*PROVIDED DATA*
------------------------------------
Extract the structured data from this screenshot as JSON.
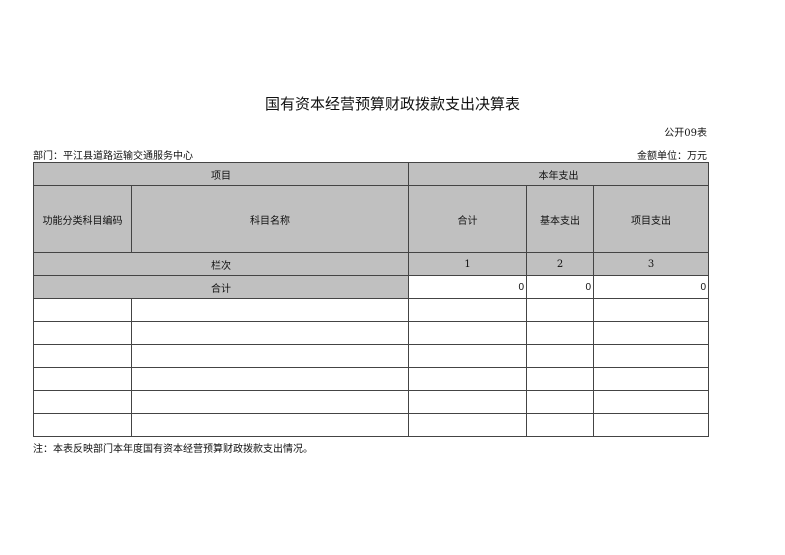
{
  "title": "国有资本经营预算财政拨款支出决算表",
  "sheet_no": "公开09表",
  "department": "部门：平江县道路运输交通服务中心",
  "unit": "金额单位：万元",
  "table": {
    "header_item": "项目",
    "header_expense": "本年支出",
    "col_code": "功能分类科目编码",
    "col_name": "科目名称",
    "col_total": "合计",
    "col_basic": "基本支出",
    "col_project": "项目支出",
    "row_index_label": "栏次",
    "idx1": "1",
    "idx2": "2",
    "idx3": "3",
    "total_label": "合计",
    "total_values": [
      "0",
      "0",
      "0"
    ],
    "rows": [
      [
        "",
        "",
        "",
        "",
        ""
      ],
      [
        "",
        "",
        "",
        "",
        ""
      ],
      [
        "",
        "",
        "",
        "",
        ""
      ],
      [
        "",
        "",
        "",
        "",
        ""
      ],
      [
        "",
        "",
        "",
        "",
        ""
      ],
      [
        "",
        "",
        "",
        "",
        ""
      ]
    ]
  },
  "note": "注：本表反映部门本年度国有资本经营预算财政拨款支出情况。"
}
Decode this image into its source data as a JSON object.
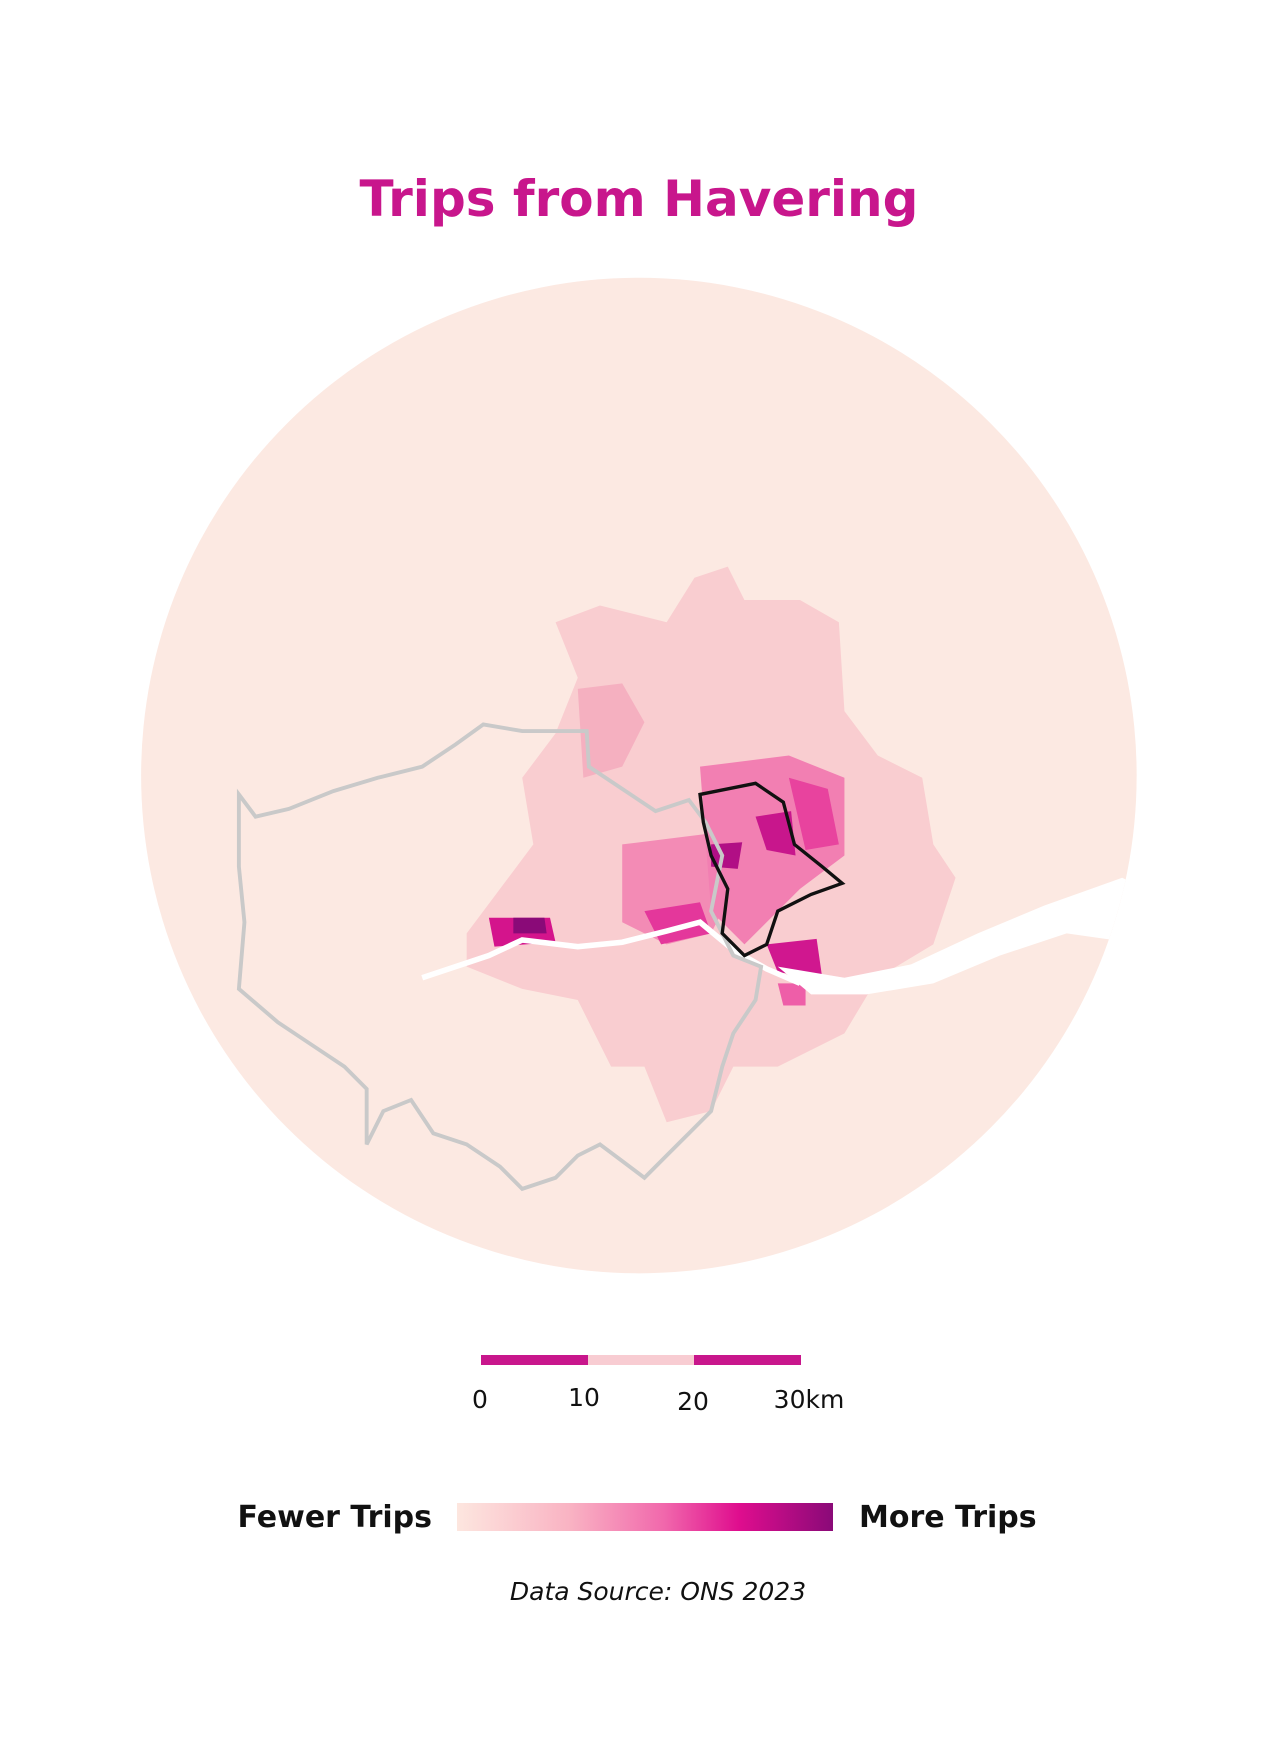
{
  "title": "Trips from Havering",
  "scale_bar": {
    "labels": [
      "0",
      "10",
      "20",
      "30km"
    ]
  },
  "legend": {
    "low": "Fewer Trips",
    "high": "More Trips"
  },
  "source": "Data Source: ONS 2023"
}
------------------------------------
Copy out the records above in full, exactly as written, but not the pictures.

Extract the structured data from this screenshot as JSON.
{
  "title": "国有资本经营预算财政拨款支出决算表",
  "sheet_no": "公开09表",
  "department": "部门：平江县道路运输交通服务中心",
  "unit": "金额单位：万元",
  "table": {
    "header_item": "项目",
    "header_expense": "本年支出",
    "col_code": "功能分类科目编码",
    "col_name": "科目名称",
    "col_total": "合计",
    "col_basic": "基本支出",
    "col_project": "项目支出",
    "row_index_label": "栏次",
    "idx1": "1",
    "idx2": "2",
    "idx3": "3",
    "total_label": "合计",
    "total_values": [
      "0",
      "0",
      "0"
    ],
    "rows": [
      [
        "",
        "",
        "",
        "",
        ""
      ],
      [
        "",
        "",
        "",
        "",
        ""
      ],
      [
        "",
        "",
        "",
        "",
        ""
      ],
      [
        "",
        "",
        "",
        "",
        ""
      ],
      [
        "",
        "",
        "",
        "",
        ""
      ],
      [
        "",
        "",
        "",
        "",
        ""
      ]
    ]
  },
  "note": "注：本表反映部门本年度国有资本经营预算财政拨款支出情况。"
}
Decode this image into its source data as a JSON object.
{
  "title": "Trips from Havering",
  "scale_bar": {
    "labels": [
      "0",
      "10",
      "20",
      "30km"
    ]
  },
  "legend": {
    "low": "Fewer Trips",
    "high": "More Trips"
  },
  "source": "Data Source: ONS 2023"
}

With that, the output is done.